** Start Excerpted records **

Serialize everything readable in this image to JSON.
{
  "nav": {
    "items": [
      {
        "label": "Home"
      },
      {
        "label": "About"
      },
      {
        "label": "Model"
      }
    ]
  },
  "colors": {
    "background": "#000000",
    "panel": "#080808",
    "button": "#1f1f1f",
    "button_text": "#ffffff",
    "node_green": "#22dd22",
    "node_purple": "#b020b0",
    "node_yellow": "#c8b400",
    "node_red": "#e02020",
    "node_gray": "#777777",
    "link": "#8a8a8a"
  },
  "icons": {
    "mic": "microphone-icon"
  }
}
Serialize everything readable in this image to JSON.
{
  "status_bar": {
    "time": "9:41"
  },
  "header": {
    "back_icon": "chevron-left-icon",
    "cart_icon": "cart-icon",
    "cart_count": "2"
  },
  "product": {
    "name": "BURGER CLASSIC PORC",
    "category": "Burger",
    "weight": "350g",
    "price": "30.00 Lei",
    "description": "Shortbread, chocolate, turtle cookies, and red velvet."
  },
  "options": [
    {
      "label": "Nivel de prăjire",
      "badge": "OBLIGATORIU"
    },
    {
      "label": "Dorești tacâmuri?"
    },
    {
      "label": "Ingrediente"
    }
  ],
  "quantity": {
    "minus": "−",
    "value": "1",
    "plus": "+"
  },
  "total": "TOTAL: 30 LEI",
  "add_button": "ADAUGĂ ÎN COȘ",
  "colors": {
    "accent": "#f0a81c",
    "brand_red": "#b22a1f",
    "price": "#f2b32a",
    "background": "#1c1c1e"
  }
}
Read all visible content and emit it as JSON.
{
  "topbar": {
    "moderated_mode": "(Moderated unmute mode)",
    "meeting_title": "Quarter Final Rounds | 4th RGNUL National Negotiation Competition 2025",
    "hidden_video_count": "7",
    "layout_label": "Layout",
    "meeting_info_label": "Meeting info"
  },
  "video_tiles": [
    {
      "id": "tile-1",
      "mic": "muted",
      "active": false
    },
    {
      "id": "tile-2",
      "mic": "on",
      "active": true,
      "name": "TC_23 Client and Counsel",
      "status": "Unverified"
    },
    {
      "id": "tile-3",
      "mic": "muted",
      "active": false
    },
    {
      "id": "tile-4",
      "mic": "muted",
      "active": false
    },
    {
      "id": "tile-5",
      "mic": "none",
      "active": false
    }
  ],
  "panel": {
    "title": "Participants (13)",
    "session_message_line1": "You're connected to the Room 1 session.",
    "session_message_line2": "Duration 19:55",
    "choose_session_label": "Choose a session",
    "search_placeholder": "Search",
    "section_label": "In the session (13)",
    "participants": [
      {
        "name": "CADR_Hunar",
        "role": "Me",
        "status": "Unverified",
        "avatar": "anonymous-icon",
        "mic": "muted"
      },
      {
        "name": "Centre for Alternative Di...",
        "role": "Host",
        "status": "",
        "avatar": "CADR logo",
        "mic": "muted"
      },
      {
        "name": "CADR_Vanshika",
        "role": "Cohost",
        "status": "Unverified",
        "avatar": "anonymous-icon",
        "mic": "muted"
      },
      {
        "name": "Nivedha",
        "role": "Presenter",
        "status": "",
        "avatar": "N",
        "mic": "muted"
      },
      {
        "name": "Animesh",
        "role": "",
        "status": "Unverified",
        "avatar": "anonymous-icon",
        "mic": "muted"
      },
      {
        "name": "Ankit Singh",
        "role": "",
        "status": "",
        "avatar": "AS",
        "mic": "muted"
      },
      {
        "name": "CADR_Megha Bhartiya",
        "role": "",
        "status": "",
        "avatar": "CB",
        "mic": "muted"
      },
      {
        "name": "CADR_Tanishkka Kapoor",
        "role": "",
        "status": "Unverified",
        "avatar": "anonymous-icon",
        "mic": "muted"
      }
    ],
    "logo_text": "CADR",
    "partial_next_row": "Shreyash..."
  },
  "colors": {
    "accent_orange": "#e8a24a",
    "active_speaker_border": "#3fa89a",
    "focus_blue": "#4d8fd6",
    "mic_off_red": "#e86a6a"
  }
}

** End Excerpted records **

[Directions for this task] Send back each record exactly as it stands.

[The reply]
Serialize everything readable in this image to JSON.
{
  "nav": {
    "items": [
      {
        "label": "Home"
      },
      {
        "label": "About"
      },
      {
        "label": "Model"
      }
    ]
  },
  "colors": {
    "background": "#000000",
    "panel": "#080808",
    "button": "#1f1f1f",
    "button_text": "#ffffff",
    "node_green": "#22dd22",
    "node_purple": "#b020b0",
    "node_yellow": "#c8b400",
    "node_red": "#e02020",
    "node_gray": "#777777",
    "link": "#8a8a8a"
  },
  "icons": {
    "mic": "microphone-icon"
  }
}
Serialize everything readable in this image to JSON.
{
  "status_bar": {
    "time": "9:41"
  },
  "header": {
    "back_icon": "chevron-left-icon",
    "cart_icon": "cart-icon",
    "cart_count": "2"
  },
  "product": {
    "name": "BURGER CLASSIC PORC",
    "category": "Burger",
    "weight": "350g",
    "price": "30.00 Lei",
    "description": "Shortbread, chocolate, turtle cookies, and red velvet."
  },
  "options": [
    {
      "label": "Nivel de prăjire",
      "badge": "OBLIGATORIU"
    },
    {
      "label": "Dorești tacâmuri?"
    },
    {
      "label": "Ingrediente"
    }
  ],
  "quantity": {
    "minus": "−",
    "value": "1",
    "plus": "+"
  },
  "total": "TOTAL: 30 LEI",
  "add_button": "ADAUGĂ ÎN COȘ",
  "colors": {
    "accent": "#f0a81c",
    "brand_red": "#b22a1f",
    "price": "#f2b32a",
    "background": "#1c1c1e"
  }
}
Read all visible content and emit it as JSON.
{
  "topbar": {
    "moderated_mode": "(Moderated unmute mode)",
    "meeting_title": "Quarter Final Rounds | 4th RGNUL National Negotiation Competition 2025",
    "hidden_video_count": "7",
    "layout_label": "Layout",
    "meeting_info_label": "Meeting info"
  },
  "video_tiles": [
    {
      "id": "tile-1",
      "mic": "muted",
      "active": false
    },
    {
      "id": "tile-2",
      "mic": "on",
      "active": true,
      "name": "TC_23 Client and Counsel",
      "status": "Unverified"
    },
    {
      "id": "tile-3",
      "mic": "muted",
      "active": false
    },
    {
      "id": "tile-4",
      "mic": "muted",
      "active": false
    },
    {
      "id": "tile-5",
      "mic": "none",
      "active": false
    }
  ],
  "panel": {
    "title": "Participants (13)",
    "session_message_line1": "You're connected to the Room 1 session.",
    "session_message_line2": "Duration 19:55",
    "choose_session_label": "Choose a session",
    "search_placeholder": "Search",
    "section_label": "In the session (13)",
    "participants": [
      {
        "name": "CADR_Hunar",
        "role": "Me",
        "status": "Unverified",
        "avatar": "anonymous-icon",
        "mic": "muted"
      },
      {
        "name": "Centre for Alternative Di...",
        "role": "Host",
        "status": "",
        "avatar": "CADR logo",
        "mic": "muted"
      },
      {
        "name": "CADR_Vanshika",
        "role": "Cohost",
        "status": "Unverified",
        "avatar": "anonymous-icon",
        "mic": "muted"
      },
      {
        "name": "Nivedha",
        "role": "Presenter",
        "status": "",
        "avatar": "N",
        "mic": "muted"
      },
      {
        "name": "Animesh",
        "role": "",
        "status": "Unverified",
        "avatar": "anonymous-icon",
        "mic": "muted"
      },
      {
        "name": "Ankit Singh",
        "role": "",
        "status": "",
        "avatar": "AS",
        "mic": "muted"
      },
      {
        "name": "CADR_Megha Bhartiya",
        "role": "",
        "status": "",
        "avatar": "CB",
        "mic": "muted"
      },
      {
        "name": "CADR_Tanishkka Kapoor",
        "role": "",
        "status": "Unverified",
        "avatar": "anonymous-icon",
        "mic": "muted"
      }
    ],
    "logo_text": "CADR",
    "partial_next_row": "Shreyash..."
  },
  "colors": {
    "accent_orange": "#e8a24a",
    "active_speaker_border": "#3fa89a",
    "focus_blue": "#4d8fd6",
    "mic_off_red": "#e86a6a"
  }
}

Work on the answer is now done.